(Figure content listings)
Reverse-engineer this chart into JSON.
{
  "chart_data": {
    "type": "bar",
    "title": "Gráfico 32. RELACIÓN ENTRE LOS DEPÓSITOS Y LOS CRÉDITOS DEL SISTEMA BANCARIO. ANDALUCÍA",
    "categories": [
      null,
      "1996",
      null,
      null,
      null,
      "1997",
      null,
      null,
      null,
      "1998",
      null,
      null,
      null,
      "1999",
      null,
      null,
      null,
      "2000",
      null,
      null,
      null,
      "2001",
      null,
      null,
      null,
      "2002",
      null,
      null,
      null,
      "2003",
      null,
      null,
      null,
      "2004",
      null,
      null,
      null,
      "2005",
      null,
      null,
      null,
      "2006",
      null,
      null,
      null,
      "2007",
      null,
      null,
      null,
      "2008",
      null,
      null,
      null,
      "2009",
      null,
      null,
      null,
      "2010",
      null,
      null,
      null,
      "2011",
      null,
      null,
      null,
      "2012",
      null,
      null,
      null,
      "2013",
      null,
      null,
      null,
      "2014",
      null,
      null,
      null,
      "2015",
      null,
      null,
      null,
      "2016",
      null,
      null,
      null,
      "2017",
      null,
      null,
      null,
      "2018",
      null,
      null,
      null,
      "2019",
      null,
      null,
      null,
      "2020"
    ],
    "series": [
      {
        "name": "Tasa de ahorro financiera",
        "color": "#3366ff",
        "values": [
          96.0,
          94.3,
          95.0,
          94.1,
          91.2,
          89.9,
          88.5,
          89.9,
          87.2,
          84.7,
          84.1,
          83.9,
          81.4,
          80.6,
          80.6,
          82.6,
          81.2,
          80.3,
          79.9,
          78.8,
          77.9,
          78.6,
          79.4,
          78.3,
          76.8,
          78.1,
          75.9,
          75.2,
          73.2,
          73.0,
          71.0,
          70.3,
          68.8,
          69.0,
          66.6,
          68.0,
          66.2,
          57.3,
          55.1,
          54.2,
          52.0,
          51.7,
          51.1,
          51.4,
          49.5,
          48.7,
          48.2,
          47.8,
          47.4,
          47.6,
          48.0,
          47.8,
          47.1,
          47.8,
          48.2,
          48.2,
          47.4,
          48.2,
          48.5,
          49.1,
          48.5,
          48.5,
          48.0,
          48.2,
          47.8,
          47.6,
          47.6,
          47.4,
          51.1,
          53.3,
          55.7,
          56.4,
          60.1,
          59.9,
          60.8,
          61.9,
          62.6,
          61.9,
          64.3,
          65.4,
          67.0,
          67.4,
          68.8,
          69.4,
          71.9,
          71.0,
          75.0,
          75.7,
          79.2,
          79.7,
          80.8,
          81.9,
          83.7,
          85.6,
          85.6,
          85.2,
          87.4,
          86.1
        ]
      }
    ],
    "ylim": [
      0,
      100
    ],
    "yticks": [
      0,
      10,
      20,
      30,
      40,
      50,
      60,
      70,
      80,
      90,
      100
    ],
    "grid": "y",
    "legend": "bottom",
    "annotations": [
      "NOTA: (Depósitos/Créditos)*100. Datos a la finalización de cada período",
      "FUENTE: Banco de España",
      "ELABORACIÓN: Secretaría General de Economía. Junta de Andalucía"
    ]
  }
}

* [WRITTEN EXERCISE]: Transcribe every entry exactly, omitting nothing.

* [EXPECTED ANSWER]:
Reverse-engineer this chart into JSON.
{
  "chart_data": {
    "type": "bar",
    "title": "Gráfico 32. RELACIÓN ENTRE LOS DEPÓSITOS Y LOS CRÉDITOS DEL SISTEMA BANCARIO. ANDALUCÍA",
    "categories": [
      null,
      "1996",
      null,
      null,
      null,
      "1997",
      null,
      null,
      null,
      "1998",
      null,
      null,
      null,
      "1999",
      null,
      null,
      null,
      "2000",
      null,
      null,
      null,
      "2001",
      null,
      null,
      null,
      "2002",
      null,
      null,
      null,
      "2003",
      null,
      null,
      null,
      "2004",
      null,
      null,
      null,
      "2005",
      null,
      null,
      null,
      "2006",
      null,
      null,
      null,
      "2007",
      null,
      null,
      null,
      "2008",
      null,
      null,
      null,
      "2009",
      null,
      null,
      null,
      "2010",
      null,
      null,
      null,
      "2011",
      null,
      null,
      null,
      "2012",
      null,
      null,
      null,
      "2013",
      null,
      null,
      null,
      "2014",
      null,
      null,
      null,
      "2015",
      null,
      null,
      null,
      "2016",
      null,
      null,
      null,
      "2017",
      null,
      null,
      null,
      "2018",
      null,
      null,
      null,
      "2019",
      null,
      null,
      null,
      "2020"
    ],
    "series": [
      {
        "name": "Tasa de ahorro financiera",
        "color": "#3366ff",
        "values": [
          96.0,
          94.3,
          95.0,
          94.1,
          91.2,
          89.9,
          88.5,
          89.9,
          87.2,
          84.7,
          84.1,
          83.9,
          81.4,
          80.6,
          80.6,
          82.6,
          81.2,
          80.3,
          79.9,
          78.8,
          77.9,
          78.6,
          79.4,
          78.3,
          76.8,
          78.1,
          75.9,
          75.2,
          73.2,
          73.0,
          71.0,
          70.3,
          68.8,
          69.0,
          66.6,
          68.0,
          66.2,
          57.3,
          55.1,
          54.2,
          52.0,
          51.7,
          51.1,
          51.4,
          49.5,
          48.7,
          48.2,
          47.8,
          47.4,
          47.6,
          48.0,
          47.8,
          47.1,
          47.8,
          48.2,
          48.2,
          47.4,
          48.2,
          48.5,
          49.1,
          48.5,
          48.5,
          48.0,
          48.2,
          47.8,
          47.6,
          47.6,
          47.4,
          51.1,
          53.3,
          55.7,
          56.4,
          60.1,
          59.9,
          60.8,
          61.9,
          62.6,
          61.9,
          64.3,
          65.4,
          67.0,
          67.4,
          68.8,
          69.4,
          71.9,
          71.0,
          75.0,
          75.7,
          79.2,
          79.7,
          80.8,
          81.9,
          83.7,
          85.6,
          85.6,
          85.2,
          87.4,
          86.1
        ]
      }
    ],
    "ylim": [
      0,
      100
    ],
    "yticks": [
      0,
      10,
      20,
      30,
      40,
      50,
      60,
      70,
      80,
      90,
      100
    ],
    "grid": "y",
    "legend": "bottom",
    "annotations": [
      "NOTA: (Depósitos/Créditos)*100. Datos a la finalización de cada período",
      "FUENTE: Banco de España",
      "ELABORACIÓN: Secretaría General de Economía. Junta de Andalucía"
    ]
  }
}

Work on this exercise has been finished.